• Entries shown:
• • • • • • •

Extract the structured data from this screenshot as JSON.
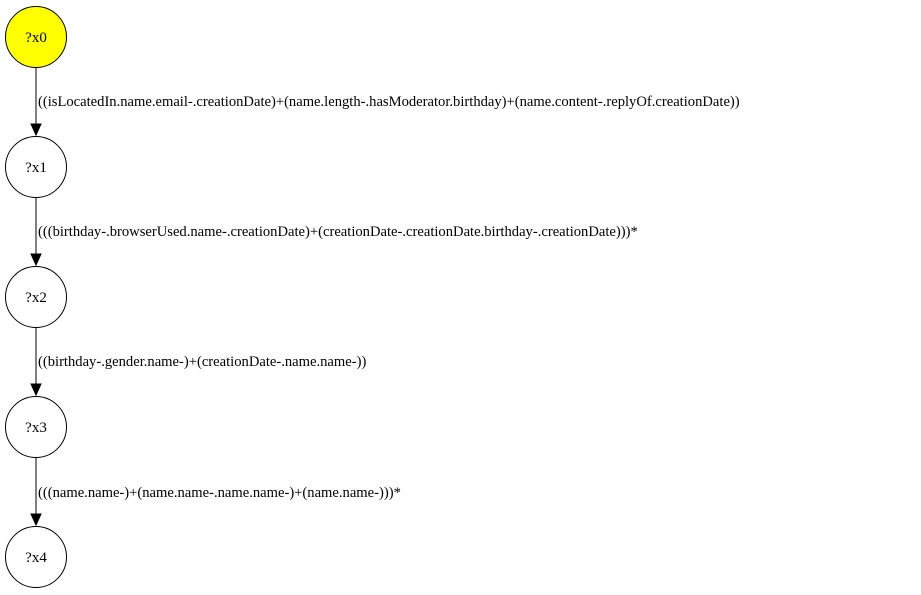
{
  "colors": {
    "start_node_fill": "#ffff00",
    "node_fill": "#ffffff",
    "stroke": "#000000"
  },
  "nodes": [
    {
      "label": "?x0",
      "highlighted": true
    },
    {
      "label": "?x1",
      "highlighted": false
    },
    {
      "label": "?x2",
      "highlighted": false
    },
    {
      "label": "?x3",
      "highlighted": false
    },
    {
      "label": "?x4",
      "highlighted": false
    }
  ],
  "edges": [
    {
      "label": "((isLocatedIn.name.email-.creationDate)+(name.length-.hasModerator.birthday)+(name.content-.replyOf.creationDate))"
    },
    {
      "label": "(((birthday-.browserUsed.name-.creationDate)+(creationDate-.creationDate.birthday-.creationDate)))*"
    },
    {
      "label": "((birthday-.gender.name-)+(creationDate-.name.name-))"
    },
    {
      "label": "(((name.name-)+(name.name-.name.name-)+(name.name-)))*"
    }
  ]
}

• • • • • • •

• Task:
Copy the listing over exactly, skipping the pictures it holds.

• Exercise solution:
Extract the structured data from this screenshot as JSON.
{
  "colors": {
    "start_node_fill": "#ffff00",
    "node_fill": "#ffffff",
    "stroke": "#000000"
  },
  "nodes": [
    {
      "label": "?x0",
      "highlighted": true
    },
    {
      "label": "?x1",
      "highlighted": false
    },
    {
      "label": "?x2",
      "highlighted": false
    },
    {
      "label": "?x3",
      "highlighted": false
    },
    {
      "label": "?x4",
      "highlighted": false
    }
  ],
  "edges": [
    {
      "label": "((isLocatedIn.name.email-.creationDate)+(name.length-.hasModerator.birthday)+(name.content-.replyOf.creationDate))"
    },
    {
      "label": "(((birthday-.browserUsed.name-.creationDate)+(creationDate-.creationDate.birthday-.creationDate)))*"
    },
    {
      "label": "((birthday-.gender.name-)+(creationDate-.name.name-))"
    },
    {
      "label": "(((name.name-)+(name.name-.name.name-)+(name.name-)))*"
    }
  ]
}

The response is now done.